# Exercise details
Copy each line containing the word "Trim" from the records that follow, please.

# Supplied data
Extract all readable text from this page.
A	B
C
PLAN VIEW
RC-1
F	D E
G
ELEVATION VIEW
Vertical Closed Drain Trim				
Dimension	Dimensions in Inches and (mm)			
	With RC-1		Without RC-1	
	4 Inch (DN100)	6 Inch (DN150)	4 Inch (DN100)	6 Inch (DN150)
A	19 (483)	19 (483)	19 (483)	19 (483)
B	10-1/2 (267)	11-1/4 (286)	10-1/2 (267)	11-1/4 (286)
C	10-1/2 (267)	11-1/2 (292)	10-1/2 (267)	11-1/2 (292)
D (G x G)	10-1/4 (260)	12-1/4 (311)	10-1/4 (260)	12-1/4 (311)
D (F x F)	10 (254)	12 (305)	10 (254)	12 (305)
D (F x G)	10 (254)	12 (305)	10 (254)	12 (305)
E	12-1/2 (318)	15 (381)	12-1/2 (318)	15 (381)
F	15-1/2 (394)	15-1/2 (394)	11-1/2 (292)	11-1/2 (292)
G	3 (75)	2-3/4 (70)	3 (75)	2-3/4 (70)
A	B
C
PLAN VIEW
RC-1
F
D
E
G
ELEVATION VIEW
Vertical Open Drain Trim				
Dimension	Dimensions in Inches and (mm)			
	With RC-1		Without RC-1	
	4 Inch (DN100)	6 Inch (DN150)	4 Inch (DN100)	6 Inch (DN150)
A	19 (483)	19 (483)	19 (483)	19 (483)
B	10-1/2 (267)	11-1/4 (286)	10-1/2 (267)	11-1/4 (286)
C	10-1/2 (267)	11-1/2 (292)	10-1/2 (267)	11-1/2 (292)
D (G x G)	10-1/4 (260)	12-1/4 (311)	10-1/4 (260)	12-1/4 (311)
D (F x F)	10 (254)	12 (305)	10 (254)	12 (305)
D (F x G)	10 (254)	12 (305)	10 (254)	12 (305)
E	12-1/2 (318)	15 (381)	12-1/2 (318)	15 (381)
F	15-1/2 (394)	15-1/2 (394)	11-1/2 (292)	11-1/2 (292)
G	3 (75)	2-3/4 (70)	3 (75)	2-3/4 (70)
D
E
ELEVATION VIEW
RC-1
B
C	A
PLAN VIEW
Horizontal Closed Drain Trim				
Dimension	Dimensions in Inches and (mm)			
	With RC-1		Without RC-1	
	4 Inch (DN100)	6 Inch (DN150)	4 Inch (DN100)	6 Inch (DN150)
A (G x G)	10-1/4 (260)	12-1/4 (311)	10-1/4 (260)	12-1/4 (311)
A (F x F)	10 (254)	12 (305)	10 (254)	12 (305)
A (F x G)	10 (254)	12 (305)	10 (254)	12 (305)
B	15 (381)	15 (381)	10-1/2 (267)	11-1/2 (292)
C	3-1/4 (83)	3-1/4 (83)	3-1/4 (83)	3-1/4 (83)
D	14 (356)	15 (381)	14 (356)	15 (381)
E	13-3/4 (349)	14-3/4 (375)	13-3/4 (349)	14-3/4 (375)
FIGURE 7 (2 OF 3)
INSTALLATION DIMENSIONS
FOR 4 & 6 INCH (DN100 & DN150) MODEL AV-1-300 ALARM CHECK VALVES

# Output of the task
Vertical Closed Drain Trim				
Vertical Open Drain Trim				
Horizontal Closed Drain Trim				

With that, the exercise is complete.